Stated task:
Go through the records below line by line, counting those that contain the word "Historical"; answer with the count only.

Data for this task:
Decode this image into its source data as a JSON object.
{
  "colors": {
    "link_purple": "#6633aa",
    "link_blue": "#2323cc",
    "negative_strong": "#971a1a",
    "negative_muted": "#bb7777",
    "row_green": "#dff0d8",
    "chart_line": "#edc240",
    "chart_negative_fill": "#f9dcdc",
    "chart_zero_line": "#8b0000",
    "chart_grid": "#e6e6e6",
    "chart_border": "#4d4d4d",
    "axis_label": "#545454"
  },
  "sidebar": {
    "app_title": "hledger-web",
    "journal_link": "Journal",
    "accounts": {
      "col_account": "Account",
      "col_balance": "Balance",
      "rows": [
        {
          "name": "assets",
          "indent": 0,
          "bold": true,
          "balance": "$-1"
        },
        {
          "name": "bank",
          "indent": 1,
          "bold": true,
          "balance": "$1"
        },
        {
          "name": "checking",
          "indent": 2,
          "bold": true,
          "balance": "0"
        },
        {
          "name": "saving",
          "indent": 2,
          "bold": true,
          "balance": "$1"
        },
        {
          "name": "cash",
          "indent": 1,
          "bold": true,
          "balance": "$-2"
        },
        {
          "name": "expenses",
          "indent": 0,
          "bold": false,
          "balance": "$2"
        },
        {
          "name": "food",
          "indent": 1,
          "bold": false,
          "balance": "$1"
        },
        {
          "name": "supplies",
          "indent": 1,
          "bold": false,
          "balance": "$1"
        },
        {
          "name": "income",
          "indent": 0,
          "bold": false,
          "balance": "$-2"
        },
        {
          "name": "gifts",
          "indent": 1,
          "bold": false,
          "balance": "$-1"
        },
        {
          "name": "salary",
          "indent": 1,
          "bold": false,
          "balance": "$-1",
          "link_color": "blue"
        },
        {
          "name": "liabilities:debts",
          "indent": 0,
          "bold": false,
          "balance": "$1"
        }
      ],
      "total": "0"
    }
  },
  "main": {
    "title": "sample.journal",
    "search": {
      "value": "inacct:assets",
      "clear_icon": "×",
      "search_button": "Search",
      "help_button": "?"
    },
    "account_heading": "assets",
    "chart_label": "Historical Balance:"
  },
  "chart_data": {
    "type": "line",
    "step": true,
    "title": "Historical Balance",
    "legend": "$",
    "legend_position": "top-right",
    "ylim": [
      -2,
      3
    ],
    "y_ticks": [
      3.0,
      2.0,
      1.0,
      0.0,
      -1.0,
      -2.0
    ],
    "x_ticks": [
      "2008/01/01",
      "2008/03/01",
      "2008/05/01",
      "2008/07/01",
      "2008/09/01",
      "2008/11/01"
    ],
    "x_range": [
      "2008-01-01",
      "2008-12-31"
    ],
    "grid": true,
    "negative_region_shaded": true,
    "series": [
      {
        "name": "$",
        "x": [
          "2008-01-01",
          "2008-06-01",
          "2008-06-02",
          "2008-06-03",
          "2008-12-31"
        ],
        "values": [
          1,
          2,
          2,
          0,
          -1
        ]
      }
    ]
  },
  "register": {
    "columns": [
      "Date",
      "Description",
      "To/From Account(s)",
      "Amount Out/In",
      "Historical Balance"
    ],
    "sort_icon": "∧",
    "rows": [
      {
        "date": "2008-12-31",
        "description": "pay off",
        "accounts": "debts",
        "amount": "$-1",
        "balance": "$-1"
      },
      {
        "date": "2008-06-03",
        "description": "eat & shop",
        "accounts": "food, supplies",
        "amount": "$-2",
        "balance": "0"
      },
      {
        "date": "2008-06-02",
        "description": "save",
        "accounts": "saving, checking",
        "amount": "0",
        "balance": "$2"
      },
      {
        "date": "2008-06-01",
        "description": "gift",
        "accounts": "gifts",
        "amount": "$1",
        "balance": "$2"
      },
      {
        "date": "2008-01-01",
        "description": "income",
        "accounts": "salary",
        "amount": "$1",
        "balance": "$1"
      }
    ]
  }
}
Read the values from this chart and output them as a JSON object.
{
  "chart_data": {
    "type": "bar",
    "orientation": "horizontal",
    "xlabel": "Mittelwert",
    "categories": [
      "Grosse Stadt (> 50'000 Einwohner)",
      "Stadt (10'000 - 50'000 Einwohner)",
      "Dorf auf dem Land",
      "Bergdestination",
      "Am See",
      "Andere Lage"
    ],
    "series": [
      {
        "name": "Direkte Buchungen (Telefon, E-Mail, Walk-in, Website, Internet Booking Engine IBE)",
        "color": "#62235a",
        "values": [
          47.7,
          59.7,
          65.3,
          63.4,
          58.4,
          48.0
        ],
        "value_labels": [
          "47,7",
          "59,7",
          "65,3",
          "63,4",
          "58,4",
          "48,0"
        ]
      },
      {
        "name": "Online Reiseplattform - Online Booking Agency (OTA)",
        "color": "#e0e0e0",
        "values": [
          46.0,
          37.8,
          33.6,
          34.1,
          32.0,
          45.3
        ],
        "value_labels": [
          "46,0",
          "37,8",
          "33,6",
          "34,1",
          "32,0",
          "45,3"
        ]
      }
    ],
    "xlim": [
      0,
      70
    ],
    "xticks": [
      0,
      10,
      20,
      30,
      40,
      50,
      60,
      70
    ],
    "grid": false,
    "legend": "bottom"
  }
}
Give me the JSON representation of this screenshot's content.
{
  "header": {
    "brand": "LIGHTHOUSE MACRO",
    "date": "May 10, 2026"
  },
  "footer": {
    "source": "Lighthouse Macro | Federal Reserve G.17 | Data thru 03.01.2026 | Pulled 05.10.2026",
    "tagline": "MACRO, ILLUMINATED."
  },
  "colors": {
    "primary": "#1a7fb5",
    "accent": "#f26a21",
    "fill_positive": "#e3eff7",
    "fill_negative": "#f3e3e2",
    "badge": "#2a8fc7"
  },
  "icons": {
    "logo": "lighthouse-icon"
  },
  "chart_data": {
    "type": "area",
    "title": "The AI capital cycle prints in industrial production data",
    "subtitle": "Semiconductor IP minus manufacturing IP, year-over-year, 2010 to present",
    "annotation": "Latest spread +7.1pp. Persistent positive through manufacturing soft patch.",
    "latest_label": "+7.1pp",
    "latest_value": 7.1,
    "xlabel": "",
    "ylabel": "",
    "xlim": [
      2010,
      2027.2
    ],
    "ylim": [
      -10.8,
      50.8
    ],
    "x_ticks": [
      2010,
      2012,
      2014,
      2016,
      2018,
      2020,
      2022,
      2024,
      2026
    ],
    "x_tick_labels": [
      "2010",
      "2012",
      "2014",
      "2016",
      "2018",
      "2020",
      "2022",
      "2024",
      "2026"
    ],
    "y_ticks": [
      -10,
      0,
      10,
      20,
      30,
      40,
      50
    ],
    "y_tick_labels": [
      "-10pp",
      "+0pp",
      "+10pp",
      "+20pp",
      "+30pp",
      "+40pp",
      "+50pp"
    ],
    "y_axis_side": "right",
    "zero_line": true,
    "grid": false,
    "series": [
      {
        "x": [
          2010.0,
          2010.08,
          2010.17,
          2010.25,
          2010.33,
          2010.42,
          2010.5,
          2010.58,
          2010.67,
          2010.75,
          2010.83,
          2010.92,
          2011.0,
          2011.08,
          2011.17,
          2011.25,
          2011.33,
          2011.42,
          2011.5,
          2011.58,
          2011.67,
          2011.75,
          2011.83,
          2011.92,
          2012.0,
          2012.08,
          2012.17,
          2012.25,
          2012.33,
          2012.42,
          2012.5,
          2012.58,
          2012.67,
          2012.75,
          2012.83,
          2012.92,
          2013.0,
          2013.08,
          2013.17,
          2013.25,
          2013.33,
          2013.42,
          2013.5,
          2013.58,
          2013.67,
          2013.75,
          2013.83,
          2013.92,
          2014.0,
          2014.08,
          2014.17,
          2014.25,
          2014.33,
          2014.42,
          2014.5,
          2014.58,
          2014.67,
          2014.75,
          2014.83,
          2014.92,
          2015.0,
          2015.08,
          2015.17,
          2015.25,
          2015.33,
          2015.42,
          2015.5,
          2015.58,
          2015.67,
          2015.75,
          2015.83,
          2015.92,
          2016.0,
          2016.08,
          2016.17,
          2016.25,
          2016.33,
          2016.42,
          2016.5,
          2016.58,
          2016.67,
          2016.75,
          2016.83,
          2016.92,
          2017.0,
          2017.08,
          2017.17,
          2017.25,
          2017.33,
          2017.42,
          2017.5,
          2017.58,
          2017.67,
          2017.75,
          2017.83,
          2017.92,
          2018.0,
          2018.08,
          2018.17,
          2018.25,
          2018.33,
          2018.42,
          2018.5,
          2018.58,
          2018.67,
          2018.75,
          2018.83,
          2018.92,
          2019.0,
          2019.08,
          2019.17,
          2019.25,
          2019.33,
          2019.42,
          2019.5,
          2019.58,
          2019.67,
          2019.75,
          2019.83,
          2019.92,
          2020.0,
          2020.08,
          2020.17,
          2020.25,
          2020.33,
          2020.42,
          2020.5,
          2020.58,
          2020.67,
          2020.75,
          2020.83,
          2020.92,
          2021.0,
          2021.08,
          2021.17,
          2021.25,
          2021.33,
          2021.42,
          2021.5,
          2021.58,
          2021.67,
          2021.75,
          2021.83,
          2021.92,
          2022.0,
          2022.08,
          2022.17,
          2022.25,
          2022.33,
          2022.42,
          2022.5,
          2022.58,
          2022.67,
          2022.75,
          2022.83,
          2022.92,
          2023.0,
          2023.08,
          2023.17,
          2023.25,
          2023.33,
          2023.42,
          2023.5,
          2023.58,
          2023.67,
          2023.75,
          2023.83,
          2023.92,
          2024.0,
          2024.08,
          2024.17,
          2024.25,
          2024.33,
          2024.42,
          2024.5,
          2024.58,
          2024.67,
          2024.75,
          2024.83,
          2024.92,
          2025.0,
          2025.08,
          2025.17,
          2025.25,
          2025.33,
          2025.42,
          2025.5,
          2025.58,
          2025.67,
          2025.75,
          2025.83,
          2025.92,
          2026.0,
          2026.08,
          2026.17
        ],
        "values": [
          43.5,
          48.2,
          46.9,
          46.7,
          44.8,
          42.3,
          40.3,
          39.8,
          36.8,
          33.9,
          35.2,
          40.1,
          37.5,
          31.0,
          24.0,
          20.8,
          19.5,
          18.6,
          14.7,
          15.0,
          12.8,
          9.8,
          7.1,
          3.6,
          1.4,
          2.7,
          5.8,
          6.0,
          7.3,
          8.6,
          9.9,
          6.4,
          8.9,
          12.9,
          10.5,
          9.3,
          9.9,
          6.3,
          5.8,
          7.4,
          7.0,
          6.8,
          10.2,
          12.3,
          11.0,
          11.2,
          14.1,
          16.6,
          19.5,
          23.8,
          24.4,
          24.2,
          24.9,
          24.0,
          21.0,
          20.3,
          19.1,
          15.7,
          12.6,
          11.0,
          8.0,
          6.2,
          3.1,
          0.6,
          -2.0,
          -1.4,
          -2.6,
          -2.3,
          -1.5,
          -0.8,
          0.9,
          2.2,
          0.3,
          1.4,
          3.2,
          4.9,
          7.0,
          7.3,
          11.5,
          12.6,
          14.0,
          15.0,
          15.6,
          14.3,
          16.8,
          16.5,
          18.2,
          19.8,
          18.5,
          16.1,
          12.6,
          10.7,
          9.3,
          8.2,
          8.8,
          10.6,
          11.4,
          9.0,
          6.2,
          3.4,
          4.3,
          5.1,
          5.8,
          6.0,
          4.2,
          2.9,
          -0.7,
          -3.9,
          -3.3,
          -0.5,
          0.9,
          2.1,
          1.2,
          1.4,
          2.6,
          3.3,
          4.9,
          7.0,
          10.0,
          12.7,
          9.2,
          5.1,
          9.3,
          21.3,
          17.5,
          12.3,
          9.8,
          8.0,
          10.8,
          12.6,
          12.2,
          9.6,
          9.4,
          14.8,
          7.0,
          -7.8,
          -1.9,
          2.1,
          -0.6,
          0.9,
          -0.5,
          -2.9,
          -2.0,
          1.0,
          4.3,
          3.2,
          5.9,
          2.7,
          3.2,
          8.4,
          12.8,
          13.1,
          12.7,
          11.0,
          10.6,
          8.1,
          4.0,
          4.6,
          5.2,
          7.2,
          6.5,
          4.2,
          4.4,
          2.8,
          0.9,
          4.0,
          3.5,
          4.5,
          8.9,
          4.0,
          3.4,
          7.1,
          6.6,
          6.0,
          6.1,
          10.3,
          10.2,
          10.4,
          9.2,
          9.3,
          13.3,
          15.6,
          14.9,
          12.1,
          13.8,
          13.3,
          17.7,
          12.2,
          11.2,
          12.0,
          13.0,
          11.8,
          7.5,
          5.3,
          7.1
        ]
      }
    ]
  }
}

Written answer:
3